:: Direction ::
Rewrite each of the records below with every "perchloride" changed to "bichloride", leaving everything else unchanged.

:: Dataset content ::
• • • • •
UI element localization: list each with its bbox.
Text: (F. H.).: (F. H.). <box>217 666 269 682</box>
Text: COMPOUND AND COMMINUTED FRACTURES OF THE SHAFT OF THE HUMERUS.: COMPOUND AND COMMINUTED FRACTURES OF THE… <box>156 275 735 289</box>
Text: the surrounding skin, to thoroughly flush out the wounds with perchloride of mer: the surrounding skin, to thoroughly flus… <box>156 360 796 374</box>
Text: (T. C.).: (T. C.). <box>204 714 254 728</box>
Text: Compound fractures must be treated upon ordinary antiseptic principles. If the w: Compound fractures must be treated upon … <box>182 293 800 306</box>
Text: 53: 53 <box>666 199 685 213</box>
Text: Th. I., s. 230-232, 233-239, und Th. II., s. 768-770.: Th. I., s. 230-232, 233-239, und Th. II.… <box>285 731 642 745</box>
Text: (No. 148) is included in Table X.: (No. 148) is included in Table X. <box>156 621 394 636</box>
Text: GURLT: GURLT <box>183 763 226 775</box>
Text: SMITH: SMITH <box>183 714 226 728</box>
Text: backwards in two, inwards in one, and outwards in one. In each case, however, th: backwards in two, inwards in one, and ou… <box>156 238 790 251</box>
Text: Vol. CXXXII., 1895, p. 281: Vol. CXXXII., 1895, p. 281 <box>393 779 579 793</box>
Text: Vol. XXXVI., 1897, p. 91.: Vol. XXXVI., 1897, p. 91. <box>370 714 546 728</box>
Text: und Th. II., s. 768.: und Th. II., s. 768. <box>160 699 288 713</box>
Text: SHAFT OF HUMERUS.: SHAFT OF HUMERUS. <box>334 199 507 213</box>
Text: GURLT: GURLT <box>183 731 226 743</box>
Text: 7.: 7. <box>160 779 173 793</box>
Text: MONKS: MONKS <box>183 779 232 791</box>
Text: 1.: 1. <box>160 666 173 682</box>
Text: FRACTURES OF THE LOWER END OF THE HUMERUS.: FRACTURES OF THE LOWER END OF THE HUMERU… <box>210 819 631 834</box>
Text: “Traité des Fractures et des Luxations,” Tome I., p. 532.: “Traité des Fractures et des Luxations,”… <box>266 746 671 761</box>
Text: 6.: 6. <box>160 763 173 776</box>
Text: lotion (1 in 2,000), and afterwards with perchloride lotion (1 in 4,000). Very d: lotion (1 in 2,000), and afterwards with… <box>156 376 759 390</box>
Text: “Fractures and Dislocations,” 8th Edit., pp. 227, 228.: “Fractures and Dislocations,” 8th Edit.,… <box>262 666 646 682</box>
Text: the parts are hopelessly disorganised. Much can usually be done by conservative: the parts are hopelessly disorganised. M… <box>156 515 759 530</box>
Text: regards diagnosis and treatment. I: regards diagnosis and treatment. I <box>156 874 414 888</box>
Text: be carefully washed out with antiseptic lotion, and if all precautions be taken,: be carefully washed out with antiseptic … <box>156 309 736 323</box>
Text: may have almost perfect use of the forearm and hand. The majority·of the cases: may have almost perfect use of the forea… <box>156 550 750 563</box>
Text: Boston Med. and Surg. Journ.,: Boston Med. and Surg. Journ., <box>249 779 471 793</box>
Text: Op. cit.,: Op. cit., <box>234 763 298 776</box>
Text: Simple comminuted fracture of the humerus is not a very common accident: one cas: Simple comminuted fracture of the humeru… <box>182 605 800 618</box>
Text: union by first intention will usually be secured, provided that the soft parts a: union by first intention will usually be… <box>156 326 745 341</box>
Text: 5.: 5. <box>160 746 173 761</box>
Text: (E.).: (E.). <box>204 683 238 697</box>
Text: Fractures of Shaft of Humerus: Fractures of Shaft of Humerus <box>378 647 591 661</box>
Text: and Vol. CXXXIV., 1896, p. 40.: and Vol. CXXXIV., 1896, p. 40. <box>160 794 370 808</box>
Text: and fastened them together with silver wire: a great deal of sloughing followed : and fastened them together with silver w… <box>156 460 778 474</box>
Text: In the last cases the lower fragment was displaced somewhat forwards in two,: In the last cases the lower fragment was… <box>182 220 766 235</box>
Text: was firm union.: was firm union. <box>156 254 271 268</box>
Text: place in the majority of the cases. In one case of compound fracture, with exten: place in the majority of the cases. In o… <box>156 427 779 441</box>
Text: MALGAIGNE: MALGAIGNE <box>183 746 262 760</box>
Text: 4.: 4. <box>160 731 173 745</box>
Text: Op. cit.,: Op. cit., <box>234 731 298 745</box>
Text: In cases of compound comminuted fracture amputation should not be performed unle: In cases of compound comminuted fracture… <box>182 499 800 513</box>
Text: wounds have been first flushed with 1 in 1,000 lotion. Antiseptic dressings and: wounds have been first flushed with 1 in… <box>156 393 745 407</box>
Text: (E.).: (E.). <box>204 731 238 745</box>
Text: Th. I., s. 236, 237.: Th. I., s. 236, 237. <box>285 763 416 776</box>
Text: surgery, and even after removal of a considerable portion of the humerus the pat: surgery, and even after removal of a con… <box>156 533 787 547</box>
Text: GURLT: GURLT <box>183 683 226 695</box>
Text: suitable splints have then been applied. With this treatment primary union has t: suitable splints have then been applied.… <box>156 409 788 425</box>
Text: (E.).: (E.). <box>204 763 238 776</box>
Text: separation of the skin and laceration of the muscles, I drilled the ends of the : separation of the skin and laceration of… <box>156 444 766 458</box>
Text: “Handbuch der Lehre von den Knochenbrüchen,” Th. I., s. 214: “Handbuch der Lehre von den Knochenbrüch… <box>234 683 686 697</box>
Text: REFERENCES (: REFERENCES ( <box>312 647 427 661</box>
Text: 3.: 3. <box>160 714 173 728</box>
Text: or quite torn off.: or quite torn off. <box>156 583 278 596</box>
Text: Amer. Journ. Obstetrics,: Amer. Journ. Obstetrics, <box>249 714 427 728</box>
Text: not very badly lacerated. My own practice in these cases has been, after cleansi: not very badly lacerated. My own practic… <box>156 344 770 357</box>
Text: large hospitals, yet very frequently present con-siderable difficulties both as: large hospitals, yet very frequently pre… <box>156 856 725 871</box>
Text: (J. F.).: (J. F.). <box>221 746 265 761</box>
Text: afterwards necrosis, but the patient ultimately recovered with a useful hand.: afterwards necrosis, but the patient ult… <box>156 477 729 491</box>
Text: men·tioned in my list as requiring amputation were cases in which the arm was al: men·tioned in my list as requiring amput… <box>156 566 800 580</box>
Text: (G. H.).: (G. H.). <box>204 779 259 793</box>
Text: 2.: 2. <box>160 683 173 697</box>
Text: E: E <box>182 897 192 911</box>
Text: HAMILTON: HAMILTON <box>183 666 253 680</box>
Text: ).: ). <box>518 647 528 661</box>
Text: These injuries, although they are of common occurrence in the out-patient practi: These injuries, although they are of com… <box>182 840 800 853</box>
• • • • •
:: Task solution ::
UI element localization: list each with its bbox.
Text: (F. H.).: (F. H.). <box>217 666 269 682</box>
Text: COMPOUND AND COMMINUTED FRACTURES OF THE SHAFT OF THE HUMERUS.: COMPOUND AND COMMINUTED FRACTURES OF THE… <box>156 275 735 289</box>
Text: the surrounding skin, to thoroughly flush out the wounds with bichloride of mer: the surrounding skin, to thoroughly flus… <box>156 360 796 374</box>
Text: (T. C.).: (T. C.). <box>204 714 254 728</box>
Text: Compound fractures must be treated upon ordinary antiseptic principles. If the w: Compound fractures must be treated upon … <box>182 293 800 306</box>
Text: 53: 53 <box>666 199 685 213</box>
Text: Th. I., s. 230-232, 233-239, und Th. II., s. 768-770.: Th. I., s. 230-232, 233-239, und Th. II.… <box>285 731 642 745</box>
Text: (No. 148) is included in Table X.: (No. 148) is included in Table X. <box>156 621 394 636</box>
Text: GURLT: GURLT <box>183 763 226 775</box>
Text: SMITH: SMITH <box>183 714 226 728</box>
Text: backwards in two, inwards in one, and outwards in one. In each case, however, th: backwards in two, inwards in one, and ou… <box>156 238 790 251</box>
Text: Vol. CXXXII., 1895, p. 281: Vol. CXXXII., 1895, p. 281 <box>393 779 579 793</box>
Text: Vol. XXXVI., 1897, p. 91.: Vol. XXXVI., 1897, p. 91. <box>370 714 546 728</box>
Text: und Th. II., s. 768.: und Th. II., s. 768. <box>160 699 288 713</box>
Text: SHAFT OF HUMERUS.: SHAFT OF HUMERUS. <box>334 199 507 213</box>
Text: GURLT: GURLT <box>183 731 226 743</box>
Text: 7.: 7. <box>160 779 173 793</box>
Text: MONKS: MONKS <box>183 779 232 791</box>
Text: 1.: 1. <box>160 666 173 682</box>
Text: FRACTURES OF THE LOWER END OF THE HUMERUS.: FRACTURES OF THE LOWER END OF THE HUMERU… <box>210 819 631 834</box>
Text: “Traité des Fractures et des Luxations,” Tome I., p. 532.: “Traité des Fractures et des Luxations,”… <box>266 746 671 761</box>
Text: 6.: 6. <box>160 763 173 776</box>
Text: lotion (1 in 2,000), and afterwards with bichloride lotion (1 in 4,000). Very d: lotion (1 in 2,000), and afterwards with… <box>156 376 759 390</box>
Text: “Fractures and Dislocations,” 8th Edit., pp. 227, 228.: “Fractures and Dislocations,” 8th Edit.,… <box>262 666 646 682</box>
Text: the parts are hopelessly disorganised. Much can usually be done by conservative: the parts are hopelessly disorganised. M… <box>156 515 759 530</box>
Text: regards diagnosis and treatment. I: regards diagnosis and treatment. I <box>156 874 414 888</box>
Text: be carefully washed out with antiseptic lotion, and if all precautions be taken,: be carefully washed out with antiseptic … <box>156 309 736 323</box>
Text: may have almost perfect use of the forearm and hand. The majority·of the cases: may have almost perfect use of the forea… <box>156 550 750 563</box>
Text: Boston Med. and Surg. Journ.,: Boston Med. and Surg. Journ., <box>249 779 471 793</box>
Text: Op. cit.,: Op. cit., <box>234 763 298 776</box>
Text: Simple comminuted fracture of the humerus is not a very common accident: one cas: Simple comminuted fracture of the humeru… <box>182 605 800 618</box>
Text: union by first intention will usually be secured, provided that the soft parts a: union by first intention will usually be… <box>156 326 745 341</box>
Text: 5.: 5. <box>160 746 173 761</box>
Text: (E.).: (E.). <box>204 683 238 697</box>
Text: Fractures of Shaft of Humerus: Fractures of Shaft of Humerus <box>378 647 591 661</box>
Text: and Vol. CXXXIV., 1896, p. 40.: and Vol. CXXXIV., 1896, p. 40. <box>160 794 370 808</box>
Text: and fastened them together with silver wire: a great deal of sloughing followed : and fastened them together with silver w… <box>156 460 778 474</box>
Text: In the last cases the lower fragment was displaced somewhat forwards in two,: In the last cases the lower fragment was… <box>182 220 766 235</box>
Text: was firm union.: was firm union. <box>156 254 271 268</box>
Text: place in the majority of the cases. In one case of compound fracture, with exten: place in the majority of the cases. In o… <box>156 427 779 441</box>
Text: MALGAIGNE: MALGAIGNE <box>183 746 262 760</box>
Text: 4.: 4. <box>160 731 173 745</box>
Text: Op. cit.,: Op. cit., <box>234 731 298 745</box>
Text: In cases of compound comminuted fracture amputation should not be performed unle: In cases of compound comminuted fracture… <box>182 499 800 513</box>
Text: wounds have been first flushed with 1 in 1,000 lotion. Antiseptic dressings and: wounds have been first flushed with 1 in… <box>156 393 745 407</box>
Text: (E.).: (E.). <box>204 731 238 745</box>
Text: Th. I., s. 236, 237.: Th. I., s. 236, 237. <box>285 763 416 776</box>
Text: surgery, and even after removal of a considerable portion of the humerus the pat: surgery, and even after removal of a con… <box>156 533 787 547</box>
Text: GURLT: GURLT <box>183 683 226 695</box>
Text: suitable splints have then been applied. With this treatment primary union has t: suitable splints have then been applied.… <box>156 409 788 425</box>
Text: (E.).: (E.). <box>204 763 238 776</box>
Text: separation of the skin and laceration of the muscles, I drilled the ends of the : separation of the skin and laceration of… <box>156 444 766 458</box>
Text: “Handbuch der Lehre von den Knochenbrüchen,” Th. I., s. 214: “Handbuch der Lehre von den Knochenbrüch… <box>234 683 686 697</box>
Text: REFERENCES (: REFERENCES ( <box>312 647 427 661</box>
Text: 3.: 3. <box>160 714 173 728</box>
Text: or quite torn off.: or quite torn off. <box>156 583 278 596</box>
Text: Amer. Journ. Obstetrics,: Amer. Journ. Obstetrics, <box>249 714 427 728</box>
Text: not very badly lacerated. My own practice in these cases has been, after cleansi: not very badly lacerated. My own practic… <box>156 344 770 357</box>
Text: large hospitals, yet very frequently present con-siderable difficulties both as: large hospitals, yet very frequently pre… <box>156 856 725 871</box>
Text: (J. F.).: (J. F.). <box>221 746 265 761</box>
Text: afterwards necrosis, but the patient ultimately recovered with a useful hand.: afterwards necrosis, but the patient ult… <box>156 477 729 491</box>
Text: men·tioned in my list as requiring amputation were cases in which the arm was al: men·tioned in my list as requiring amput… <box>156 566 800 580</box>
Text: (G. H.).: (G. H.). <box>204 779 259 793</box>
Text: 2.: 2. <box>160 683 173 697</box>
Text: E: E <box>182 897 192 911</box>
Text: HAMILTON: HAMILTON <box>183 666 253 680</box>
Text: ).: ). <box>518 647 528 661</box>
Text: These injuries, although they are of common occurrence in the out-patient practi: These injuries, although they are of com… <box>182 840 800 853</box>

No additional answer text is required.